# What you are asked to do
Output a single figure: the number of lines in which the word "detail" appears.

•••••

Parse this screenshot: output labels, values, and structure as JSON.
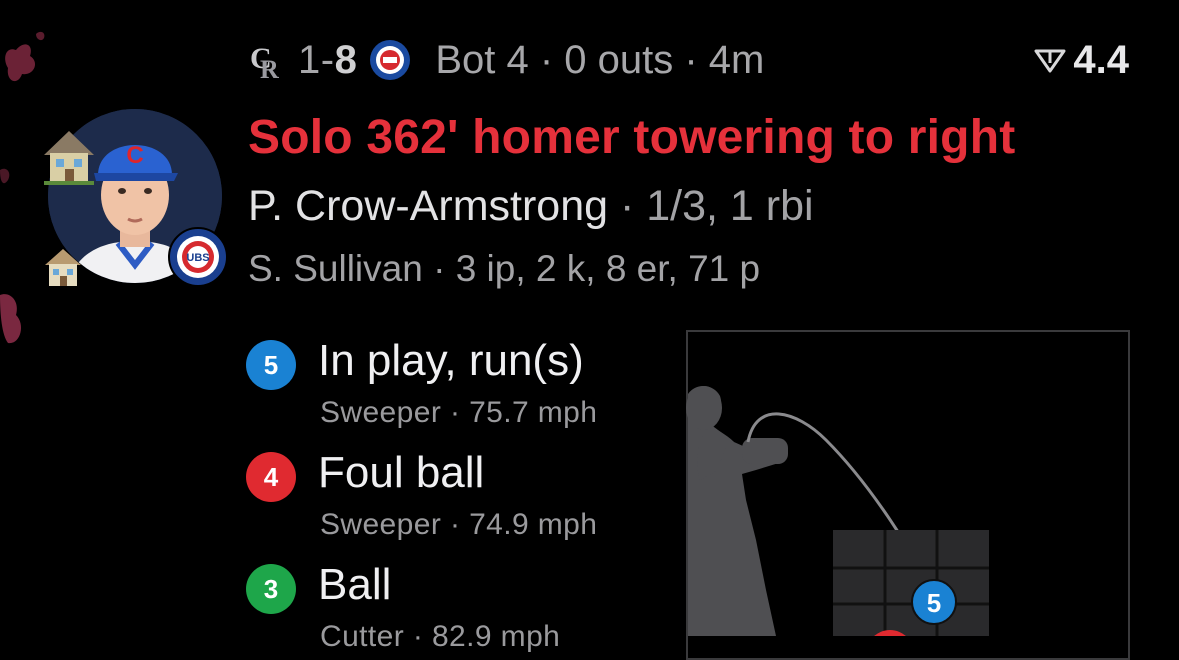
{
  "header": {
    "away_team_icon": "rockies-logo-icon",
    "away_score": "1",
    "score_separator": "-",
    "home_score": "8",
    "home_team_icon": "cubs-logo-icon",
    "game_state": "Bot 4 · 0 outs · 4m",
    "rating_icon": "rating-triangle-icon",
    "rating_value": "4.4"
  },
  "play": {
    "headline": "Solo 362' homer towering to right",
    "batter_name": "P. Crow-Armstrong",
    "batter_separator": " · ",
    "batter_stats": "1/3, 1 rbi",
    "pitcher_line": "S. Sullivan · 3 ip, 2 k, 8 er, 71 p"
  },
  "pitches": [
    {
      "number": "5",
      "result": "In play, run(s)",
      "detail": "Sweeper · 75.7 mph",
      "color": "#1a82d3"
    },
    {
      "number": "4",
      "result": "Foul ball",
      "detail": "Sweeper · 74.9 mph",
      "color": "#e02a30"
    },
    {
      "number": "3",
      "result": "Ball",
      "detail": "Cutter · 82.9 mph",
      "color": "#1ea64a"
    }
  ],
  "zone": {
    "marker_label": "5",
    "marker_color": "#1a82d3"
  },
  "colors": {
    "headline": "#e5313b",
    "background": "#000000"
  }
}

•••••

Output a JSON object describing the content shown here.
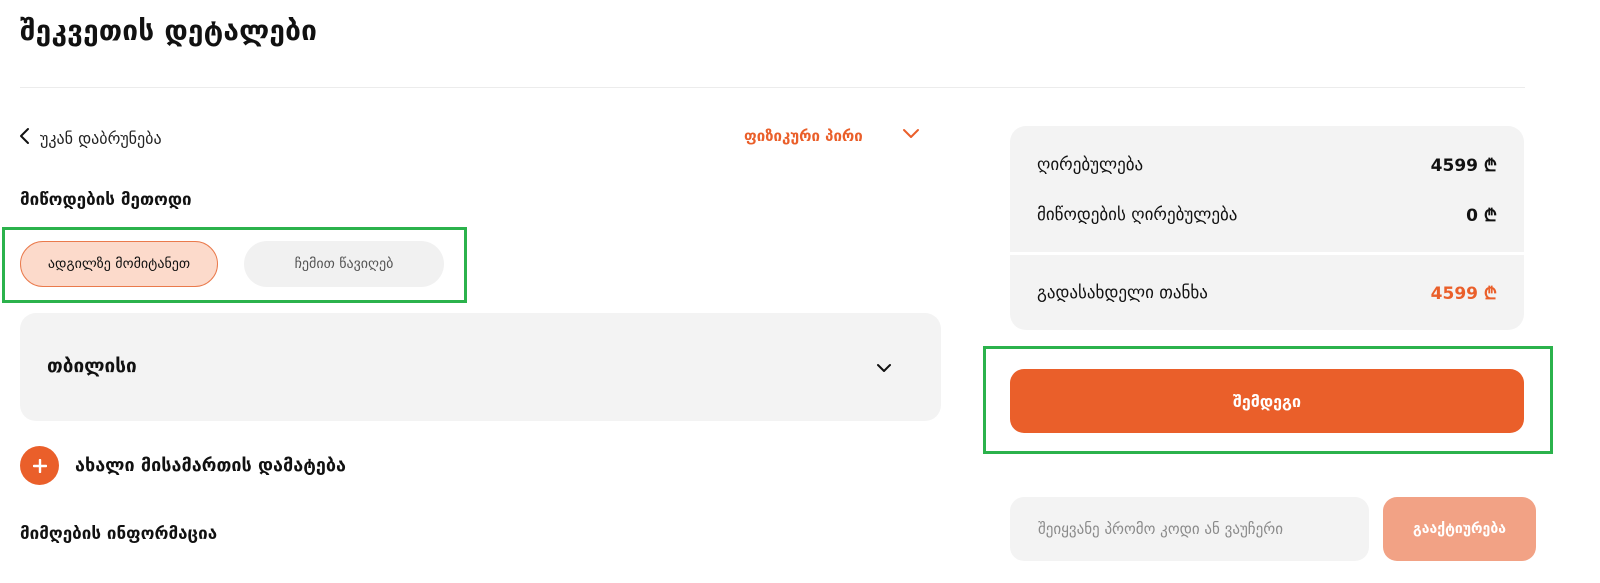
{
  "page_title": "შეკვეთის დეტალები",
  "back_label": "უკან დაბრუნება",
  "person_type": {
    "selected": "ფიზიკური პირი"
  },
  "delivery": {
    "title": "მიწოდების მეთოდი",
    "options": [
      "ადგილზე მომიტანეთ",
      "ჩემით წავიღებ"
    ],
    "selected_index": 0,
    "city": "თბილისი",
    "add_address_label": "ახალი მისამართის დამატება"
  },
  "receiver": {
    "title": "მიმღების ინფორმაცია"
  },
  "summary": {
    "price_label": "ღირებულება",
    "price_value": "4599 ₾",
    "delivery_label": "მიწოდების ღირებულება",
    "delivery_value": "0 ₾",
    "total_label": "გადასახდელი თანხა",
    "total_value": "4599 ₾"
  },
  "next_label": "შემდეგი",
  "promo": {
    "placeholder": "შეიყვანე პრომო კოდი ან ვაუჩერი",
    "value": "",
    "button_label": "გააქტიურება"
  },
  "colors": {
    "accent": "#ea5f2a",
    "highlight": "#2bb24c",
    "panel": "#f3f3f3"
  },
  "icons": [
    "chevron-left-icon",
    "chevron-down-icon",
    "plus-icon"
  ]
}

•••••

# Full response
3